### Task prompt
Each of the entries should be retyped precisely as it appears.

### Raw records
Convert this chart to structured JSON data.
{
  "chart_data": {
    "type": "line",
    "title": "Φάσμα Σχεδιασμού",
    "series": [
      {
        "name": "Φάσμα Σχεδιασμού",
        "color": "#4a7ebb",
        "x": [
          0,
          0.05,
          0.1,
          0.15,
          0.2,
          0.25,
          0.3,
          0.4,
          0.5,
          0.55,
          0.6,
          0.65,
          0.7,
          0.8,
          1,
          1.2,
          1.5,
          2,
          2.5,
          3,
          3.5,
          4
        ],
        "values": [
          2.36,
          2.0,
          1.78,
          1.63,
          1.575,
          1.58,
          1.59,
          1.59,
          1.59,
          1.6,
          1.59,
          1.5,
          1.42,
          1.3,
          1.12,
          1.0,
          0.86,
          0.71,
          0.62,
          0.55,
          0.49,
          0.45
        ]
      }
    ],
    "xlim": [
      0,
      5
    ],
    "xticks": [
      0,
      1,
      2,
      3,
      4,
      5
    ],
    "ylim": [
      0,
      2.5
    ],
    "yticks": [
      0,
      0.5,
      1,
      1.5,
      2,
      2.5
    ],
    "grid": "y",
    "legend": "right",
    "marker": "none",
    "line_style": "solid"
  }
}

### Result of the exercise
Convert this chart to structured JSON data.
{
  "chart_data": {
    "type": "line",
    "title": "Φάσμα Σχεδιασμού",
    "series": [
      {
        "name": "Φάσμα Σχεδιασμού",
        "color": "#4a7ebb",
        "x": [
          0,
          0.05,
          0.1,
          0.15,
          0.2,
          0.25,
          0.3,
          0.4,
          0.5,
          0.55,
          0.6,
          0.65,
          0.7,
          0.8,
          1,
          1.2,
          1.5,
          2,
          2.5,
          3,
          3.5,
          4
        ],
        "values": [
          2.36,
          2.0,
          1.78,
          1.63,
          1.575,
          1.58,
          1.59,
          1.59,
          1.59,
          1.6,
          1.59,
          1.5,
          1.42,
          1.3,
          1.12,
          1.0,
          0.86,
          0.71,
          0.62,
          0.55,
          0.49,
          0.45
        ]
      }
    ],
    "xlim": [
      0,
      5
    ],
    "xticks": [
      0,
      1,
      2,
      3,
      4,
      5
    ],
    "ylim": [
      0,
      2.5
    ],
    "yticks": [
      0,
      0.5,
      1,
      1.5,
      2,
      2.5
    ],
    "grid": "y",
    "legend": "right",
    "marker": "none",
    "line_style": "solid"
  }
}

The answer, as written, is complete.